▶ _Task objective_: Skip the images and copy each record exactly as written.

- - - - -

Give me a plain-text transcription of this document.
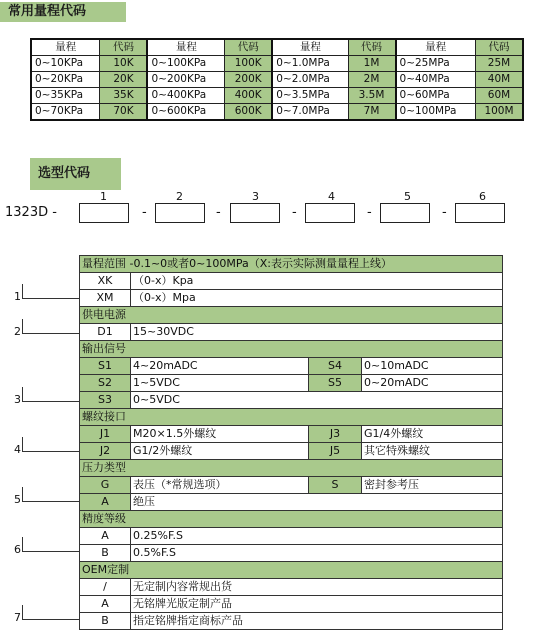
常用量程代码
量程	代码	量程	代码	量程	代码	量程	代码
0~10KPa	10K	0~100KPa	100K	0~1.0MPa	1M	0~25MPa	25M
0~20KPa	20K	0~200KPa	200K	0~2.0MPa	2M	0~40MPa	40M
0~35KPa	35K	0~400KPa	400K	0~3.5MPa	3.5M	0~60MPa	60M
0~70KPa	70K	0~600KPa	600K	0~7.0MPa	7M	0~100MPa	100M
选型代码
1323D -
1	2	3	4	5	6
-	-	-	-	-
量程范围 -0.1~0或者0~100MPa（X:表示实际测量量程上线）			
XK	（0-x）Kpa		
XM	（0-x）Mpa		
供电电源			
D1	15~30VDC		
输出信号			
S1	4~20mADC	S4	0~10mADC
S2	1~5VDC	S5	0~20mADC
S3	0~5VDC		
螺纹接口			
J1	M20×1.5外螺纹	J3	G1/4外螺纹
J2	G1/2外螺纹	J5	其它特殊螺纹
压力类型			
G	表压（*常规选项）	S	密封参考压
A	绝压		
精度等级			
A	0.25%F.S		
B	0.5%F.S		
OEM定制			
/	无定制内容常规出货		
A	无铭牌光版定制产品		
B	指定铭牌指定商标产品		
1
2
3
4
5
6
7
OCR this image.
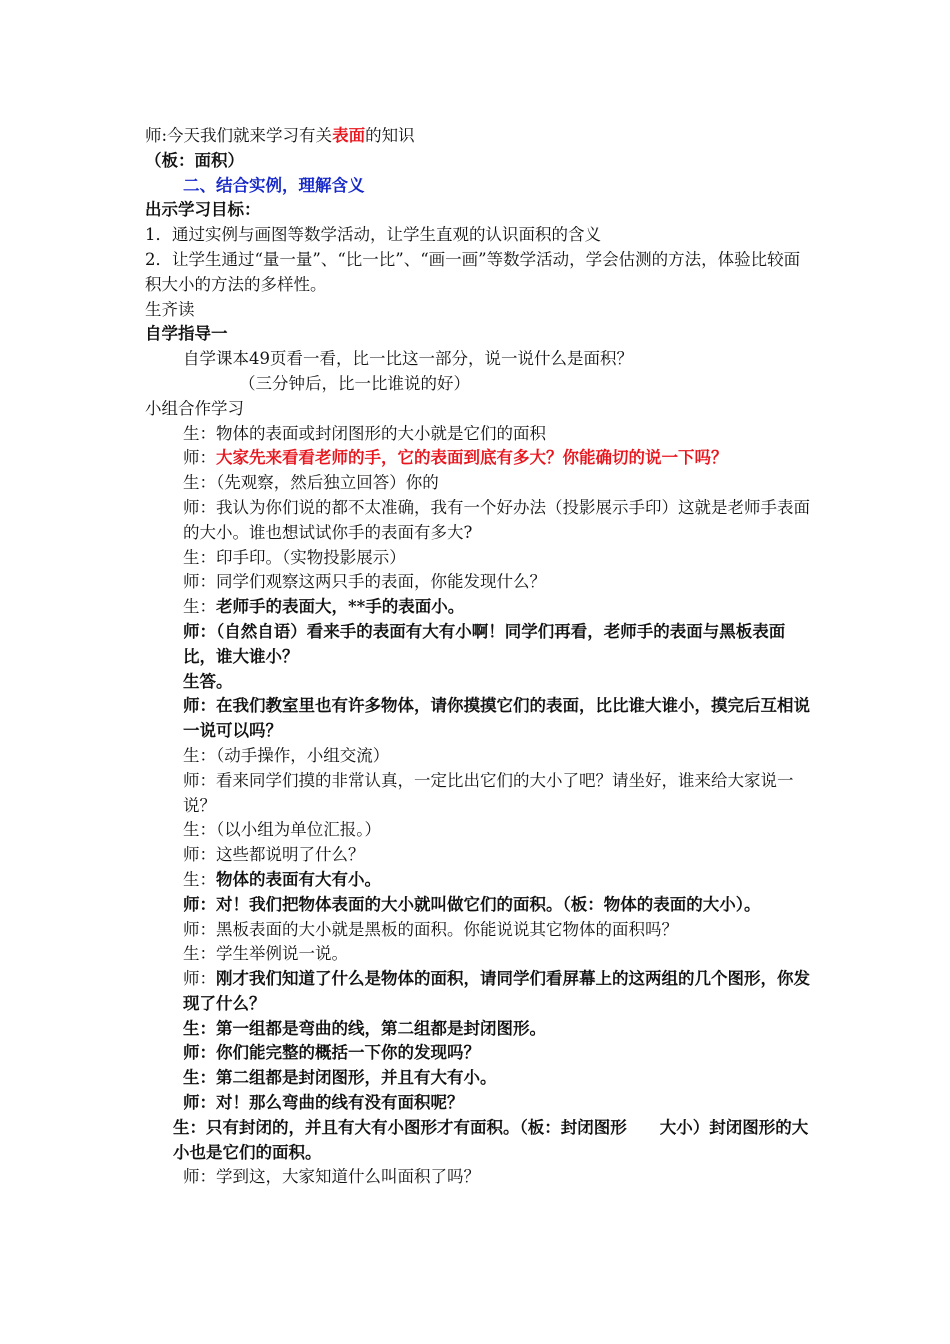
师:今天我们就来学习有关表面的知识
（板：面积）
二、结合实例，理解含义
出示学习目标：
1．通过实例与画图等数学活动，让学生直观的认识面积的含义
2．让学生通过“量一量”、“比一比”、“画一画”等数学活动，学会估测的方法，体验比较面积大小的方法的多样性。
生齐读
自学指导一
自学课本49页看一看，比一比这一部分，说一说什么是面积？
（三分钟后，比一比谁说的好）
小组合作学习
生：物体的表面或封闭图形的大小就是它们的面积
师：大家先来看看老师的手，它的表面到底有多大？你能确切的说一下吗？
生：（先观察，然后独立回答）你的
师：我认为你们说的都不太准确，我有一个好办法（投影展示手印）这就是老师手表面的大小。谁也想试试你手的表面有多大?
生：印手印。（实物投影展示）
师：同学们观察这两只手的表面，你能发现什么？
生：老师手的表面大，**手的表面小。
师：（自然自语）看来手的表面有大有小啊！同学们再看，老师手的表面与黑板表面比，谁大谁小？
生答。
师：在我们教室里也有许多物体，请你摸摸它们的表面，比比谁大谁小，摸完后互相说一说可以吗？
生：（动手操作，小组交流）
师：看来同学们摸的非常认真，一定比出它们的大小了吧？请坐好，谁来给大家说一说？
生：（以小组为单位汇报。）
师：这些都说明了什么？
生：物体的表面有大有小。
师：对！我们把物体表面的大小就叫做它们的面积。（板：物体的表面的大小）。
师：黑板表面的大小就是黑板的面积。你能说说其它物体的面积吗？
生：学生举例说一说。
师：刚才我们知道了什么是物体的面积，请同学们看屏幕上的这两组的几个图形，你发现了什么？
生：第一组都是弯曲的线，第二组都是封闭图形。
师：你们能完整的概括一下你的发现吗？
生：第二组都是封闭图形，并且有大有小。
师：对！那么弯曲的线有没有面积呢？
生：只有封闭的，并且有大有小图形才有面积。（板：封闭图形　　大小）封闭图形的大小也是它们的面积。
师：学到这，大家知道什么叫面积了吗？
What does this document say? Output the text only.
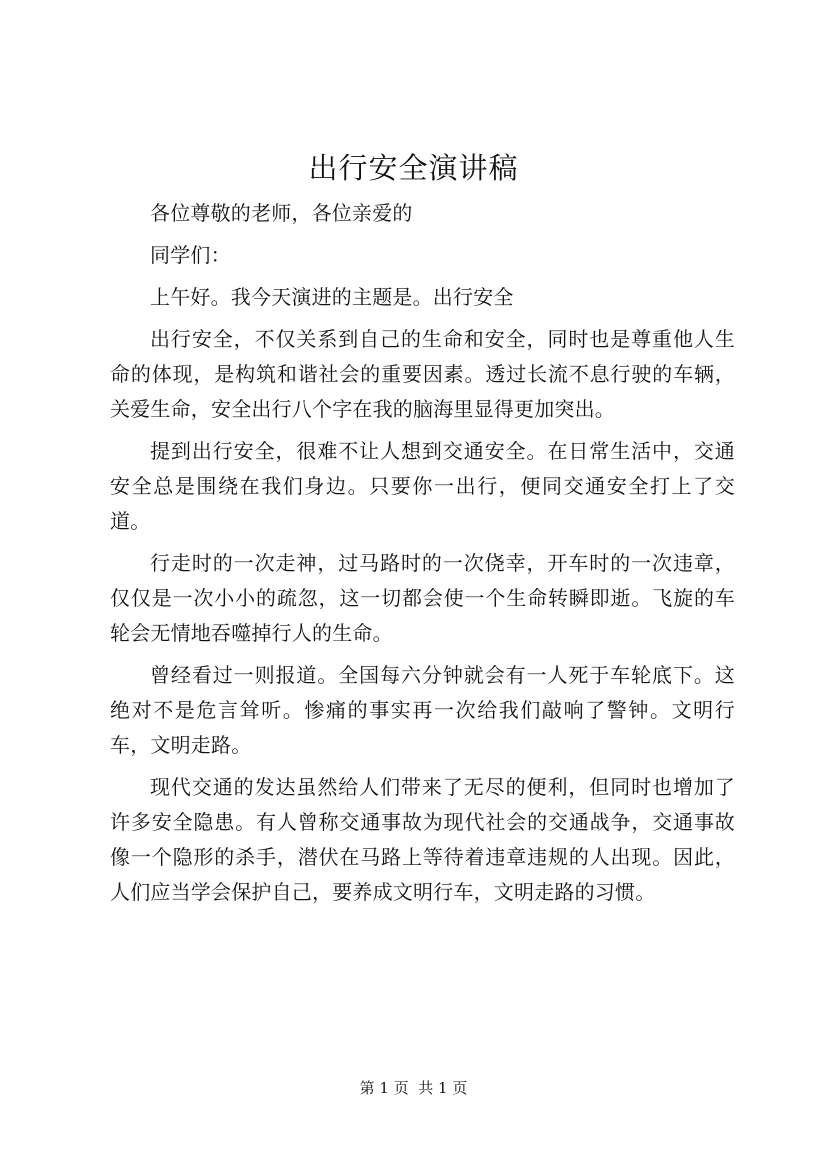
出行安全演讲稿

各位尊敬的老师，各位亲爱的

同学们：

上午好。我今天演进的主题是。出行安全

出行安全，不仅关系到自己的生命和安全，同时也是尊重他人生命的体现，是构筑和谐社会的重要因素。透过长流不息行驶的车辆，关爱生命，安全出行八个字在我的脑海里显得更加突出。

提到出行安全，很难不让人想到交通安全。在日常生活中，交通安全总是围绕在我们身边。只要你一出行，便同交通安全打上了交道。

行走时的一次走神，过马路时的一次侥幸，开车时的一次违章，仅仅是一次小小的疏忽，这一切都会使一个生命转瞬即逝。飞旋的车轮会无情地吞噬掉行人的生命。

曾经看过一则报道。全国每六分钟就会有一人死于车轮底下。这绝对不是危言耸听。惨痛的事实再一次给我们敲响了警钟。文明行车，文明走路。

现代交通的发达虽然给人们带来了无尽的便利，但同时也增加了许多安全隐患。有人曾称交通事故为现代社会的交通战争，交通事故像一个隐形的杀手，潜伏在马路上等待着违章违规的人出现。因此，人们应当学会保护自己，要养成文明行车，文明走路的习惯。

第 1 页  共 1 页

- - - - -

▶ _Completed task_:
Give me a plain-text transcription of this document.
常用量程代码
量程	代码	量程	代码	量程	代码	量程	代码
0~10KPa	10K	0~100KPa	100K	0~1.0MPa	1M	0~25MPa	25M
0~20KPa	20K	0~200KPa	200K	0~2.0MPa	2M	0~40MPa	40M
0~35KPa	35K	0~400KPa	400K	0~3.5MPa	3.5M	0~60MPa	60M
0~70KPa	70K	0~600KPa	600K	0~7.0MPa	7M	0~100MPa	100M
选型代码
1323D -
1	2	3	4	5	6
-	-	-	-	-
量程范围 -0.1~0或者0~100MPa（X:表示实际测量量程上线）			
XK	（0-x）Kpa		
XM	（0-x）Mpa		
供电电源			
D1	15~30VDC		
输出信号			
S1	4~20mADC	S4	0~10mADC
S2	1~5VDC	S5	0~20mADC
S3	0~5VDC		
螺纹接口			
J1	M20×1.5外螺纹	J3	G1/4外螺纹
J2	G1/2外螺纹	J5	其它特殊螺纹
压力类型			
G	表压（*常规选项）	S	密封参考压
A	绝压		
精度等级			
A	0.25%F.S		
B	0.5%F.S		
OEM定制			
/	无定制内容常规出货		
A	无铭牌光版定制产品		
B	指定铭牌指定商标产品		
1
2
3
4
5
6
7
OCR this image.
师:今天我们就来学习有关表面的知识
（板：面积）
二、结合实例，理解含义
出示学习目标：
1．通过实例与画图等数学活动，让学生直观的认识面积的含义
2．让学生通过“量一量”、“比一比”、“画一画”等数学活动，学会估测的方法，体验比较面积大小的方法的多样性。
生齐读
自学指导一
自学课本49页看一看，比一比这一部分，说一说什么是面积？
（三分钟后，比一比谁说的好）
小组合作学习
生：物体的表面或封闭图形的大小就是它们的面积
师：大家先来看看老师的手，它的表面到底有多大？你能确切的说一下吗？
生：（先观察，然后独立回答）你的
师：我认为你们说的都不太准确，我有一个好办法（投影展示手印）这就是老师手表面的大小。谁也想试试你手的表面有多大?
生：印手印。（实物投影展示）
师：同学们观察这两只手的表面，你能发现什么？
生：老师手的表面大，**手的表面小。
师：（自然自语）看来手的表面有大有小啊！同学们再看，老师手的表面与黑板表面比，谁大谁小？
生答。
师：在我们教室里也有许多物体，请你摸摸它们的表面，比比谁大谁小，摸完后互相说一说可以吗？
生：（动手操作，小组交流）
师：看来同学们摸的非常认真，一定比出它们的大小了吧？请坐好，谁来给大家说一说？
生：（以小组为单位汇报。）
师：这些都说明了什么？
生：物体的表面有大有小。
师：对！我们把物体表面的大小就叫做它们的面积。（板：物体的表面的大小）。
师：黑板表面的大小就是黑板的面积。你能说说其它物体的面积吗？
生：学生举例说一说。
师：刚才我们知道了什么是物体的面积，请同学们看屏幕上的这两组的几个图形，你发现了什么？
生：第一组都是弯曲的线，第二组都是封闭图形。
师：你们能完整的概括一下你的发现吗？
生：第二组都是封闭图形，并且有大有小。
师：对！那么弯曲的线有没有面积呢？
生：只有封闭的，并且有大有小图形才有面积。（板：封闭图形　　大小）封闭图形的大小也是它们的面积。
师：学到这，大家知道什么叫面积了吗？
What does this document say? Output the text only.
出行安全演讲稿

各位尊敬的老师，各位亲爱的

同学们：

上午好。我今天演进的主题是。出行安全

出行安全，不仅关系到自己的生命和安全，同时也是尊重他人生命的体现，是构筑和谐社会的重要因素。透过长流不息行驶的车辆，关爱生命，安全出行八个字在我的脑海里显得更加突出。

提到出行安全，很难不让人想到交通安全。在日常生活中，交通安全总是围绕在我们身边。只要你一出行，便同交通安全打上了交道。

行走时的一次走神，过马路时的一次侥幸，开车时的一次违章，仅仅是一次小小的疏忽，这一切都会使一个生命转瞬即逝。飞旋的车轮会无情地吞噬掉行人的生命。

曾经看过一则报道。全国每六分钟就会有一人死于车轮底下。这绝对不是危言耸听。惨痛的事实再一次给我们敲响了警钟。文明行车，文明走路。

现代交通的发达虽然给人们带来了无尽的便利，但同时也增加了许多安全隐患。有人曾称交通事故为现代社会的交通战争，交通事故像一个隐形的杀手，潜伏在马路上等待着违章违规的人出现。因此，人们应当学会保护自己，要养成文明行车，文明走路的习惯。

第 1 页  共 1 页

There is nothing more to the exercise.